> **OBJECTIVE**: Look through the data below. Show each line where the string "kind" occurs.

Rows from a figure dataset:
┏━━
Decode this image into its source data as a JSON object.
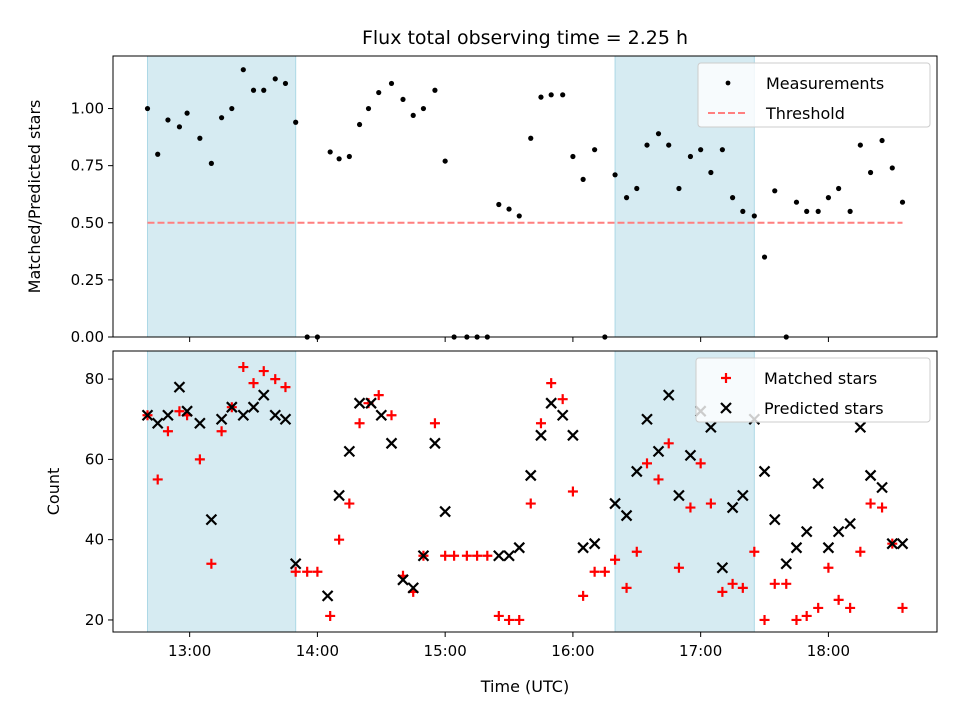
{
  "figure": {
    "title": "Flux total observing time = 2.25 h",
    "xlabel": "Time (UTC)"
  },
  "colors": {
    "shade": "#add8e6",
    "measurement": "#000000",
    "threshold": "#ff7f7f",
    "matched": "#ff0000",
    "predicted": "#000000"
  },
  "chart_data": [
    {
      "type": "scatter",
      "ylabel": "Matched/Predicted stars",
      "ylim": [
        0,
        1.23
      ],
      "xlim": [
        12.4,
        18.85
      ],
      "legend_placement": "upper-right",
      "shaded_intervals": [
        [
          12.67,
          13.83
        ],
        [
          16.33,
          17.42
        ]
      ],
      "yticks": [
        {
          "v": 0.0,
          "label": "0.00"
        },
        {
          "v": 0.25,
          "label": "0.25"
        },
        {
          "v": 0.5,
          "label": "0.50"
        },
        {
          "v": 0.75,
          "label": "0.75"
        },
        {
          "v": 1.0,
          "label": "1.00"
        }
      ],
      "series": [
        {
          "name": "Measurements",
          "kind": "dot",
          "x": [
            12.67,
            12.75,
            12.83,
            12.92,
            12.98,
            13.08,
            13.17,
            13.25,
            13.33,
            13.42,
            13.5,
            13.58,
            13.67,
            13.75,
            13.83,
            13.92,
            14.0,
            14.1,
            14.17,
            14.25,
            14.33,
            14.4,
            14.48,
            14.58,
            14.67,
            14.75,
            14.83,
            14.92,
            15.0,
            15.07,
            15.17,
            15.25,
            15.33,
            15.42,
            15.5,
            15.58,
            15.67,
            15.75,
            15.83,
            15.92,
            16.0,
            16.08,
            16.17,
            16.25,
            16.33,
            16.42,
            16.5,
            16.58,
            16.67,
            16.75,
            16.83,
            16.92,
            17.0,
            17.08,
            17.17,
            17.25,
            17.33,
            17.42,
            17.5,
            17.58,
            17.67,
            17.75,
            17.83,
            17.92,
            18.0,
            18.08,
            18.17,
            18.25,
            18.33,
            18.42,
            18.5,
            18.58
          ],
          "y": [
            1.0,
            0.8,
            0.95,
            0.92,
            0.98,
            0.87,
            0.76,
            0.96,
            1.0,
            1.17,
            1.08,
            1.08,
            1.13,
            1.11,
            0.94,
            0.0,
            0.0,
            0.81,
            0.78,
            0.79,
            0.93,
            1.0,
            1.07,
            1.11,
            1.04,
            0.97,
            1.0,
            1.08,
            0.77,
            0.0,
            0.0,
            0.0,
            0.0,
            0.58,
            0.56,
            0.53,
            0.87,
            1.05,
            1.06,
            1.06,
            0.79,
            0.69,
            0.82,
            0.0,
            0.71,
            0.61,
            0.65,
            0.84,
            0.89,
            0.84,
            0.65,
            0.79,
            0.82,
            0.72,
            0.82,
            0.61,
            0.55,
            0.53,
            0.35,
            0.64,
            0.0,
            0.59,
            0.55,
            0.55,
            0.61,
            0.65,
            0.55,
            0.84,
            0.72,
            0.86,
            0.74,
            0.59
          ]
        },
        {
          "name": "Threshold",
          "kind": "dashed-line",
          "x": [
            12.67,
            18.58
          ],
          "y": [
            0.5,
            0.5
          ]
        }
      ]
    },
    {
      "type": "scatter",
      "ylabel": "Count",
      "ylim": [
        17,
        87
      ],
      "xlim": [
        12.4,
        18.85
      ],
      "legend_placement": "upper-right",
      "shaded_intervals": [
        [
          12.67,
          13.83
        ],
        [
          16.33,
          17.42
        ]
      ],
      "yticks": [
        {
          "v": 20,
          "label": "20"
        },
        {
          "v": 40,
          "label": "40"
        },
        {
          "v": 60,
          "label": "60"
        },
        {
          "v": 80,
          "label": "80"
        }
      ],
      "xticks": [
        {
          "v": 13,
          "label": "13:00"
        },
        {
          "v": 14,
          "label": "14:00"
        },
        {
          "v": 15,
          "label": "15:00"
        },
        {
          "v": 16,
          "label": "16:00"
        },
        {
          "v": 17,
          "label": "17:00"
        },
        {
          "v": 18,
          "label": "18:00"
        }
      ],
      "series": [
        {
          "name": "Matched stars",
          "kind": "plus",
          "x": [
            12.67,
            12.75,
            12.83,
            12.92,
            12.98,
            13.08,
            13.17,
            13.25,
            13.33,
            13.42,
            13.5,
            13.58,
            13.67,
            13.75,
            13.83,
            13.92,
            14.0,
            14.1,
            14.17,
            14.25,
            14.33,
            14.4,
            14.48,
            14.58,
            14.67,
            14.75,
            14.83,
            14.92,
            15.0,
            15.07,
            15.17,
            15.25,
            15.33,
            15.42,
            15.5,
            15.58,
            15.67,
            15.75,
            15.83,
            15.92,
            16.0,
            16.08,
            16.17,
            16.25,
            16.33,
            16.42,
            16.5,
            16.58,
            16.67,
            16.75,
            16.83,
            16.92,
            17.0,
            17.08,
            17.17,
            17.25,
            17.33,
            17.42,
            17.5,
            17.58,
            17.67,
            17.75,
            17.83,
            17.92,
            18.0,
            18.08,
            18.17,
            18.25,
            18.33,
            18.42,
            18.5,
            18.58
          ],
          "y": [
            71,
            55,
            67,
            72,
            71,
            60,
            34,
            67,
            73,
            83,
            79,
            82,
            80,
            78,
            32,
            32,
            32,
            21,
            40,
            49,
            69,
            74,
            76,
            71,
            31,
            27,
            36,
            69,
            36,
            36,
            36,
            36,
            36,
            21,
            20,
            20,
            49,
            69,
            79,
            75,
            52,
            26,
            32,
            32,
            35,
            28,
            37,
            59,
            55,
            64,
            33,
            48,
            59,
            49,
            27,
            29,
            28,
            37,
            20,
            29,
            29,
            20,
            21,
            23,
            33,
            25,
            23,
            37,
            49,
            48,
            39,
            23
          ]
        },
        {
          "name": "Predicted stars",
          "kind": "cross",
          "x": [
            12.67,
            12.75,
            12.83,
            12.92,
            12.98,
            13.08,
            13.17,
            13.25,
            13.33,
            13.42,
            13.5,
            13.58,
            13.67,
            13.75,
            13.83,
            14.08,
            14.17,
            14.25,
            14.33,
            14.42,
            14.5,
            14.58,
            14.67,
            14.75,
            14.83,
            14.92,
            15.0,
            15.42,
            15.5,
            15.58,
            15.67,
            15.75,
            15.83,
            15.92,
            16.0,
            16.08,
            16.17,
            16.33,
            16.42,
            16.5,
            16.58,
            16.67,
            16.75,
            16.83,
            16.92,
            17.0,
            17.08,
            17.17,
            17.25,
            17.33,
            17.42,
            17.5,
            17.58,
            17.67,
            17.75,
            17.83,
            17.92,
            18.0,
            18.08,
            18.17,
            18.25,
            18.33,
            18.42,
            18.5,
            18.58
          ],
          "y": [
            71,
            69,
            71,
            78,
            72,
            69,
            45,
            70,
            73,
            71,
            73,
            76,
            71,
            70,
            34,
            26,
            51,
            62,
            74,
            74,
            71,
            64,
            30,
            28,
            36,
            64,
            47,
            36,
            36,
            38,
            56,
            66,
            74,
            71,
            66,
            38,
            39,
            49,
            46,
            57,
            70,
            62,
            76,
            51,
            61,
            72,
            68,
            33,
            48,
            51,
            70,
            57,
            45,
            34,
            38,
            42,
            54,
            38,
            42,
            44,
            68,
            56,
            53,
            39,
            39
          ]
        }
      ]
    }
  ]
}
┗━━
> **TASK ANSWER**:
          "kind": "dot",
          "kind": "dashed-line",
          "kind": "plus",
          "kind": "cross",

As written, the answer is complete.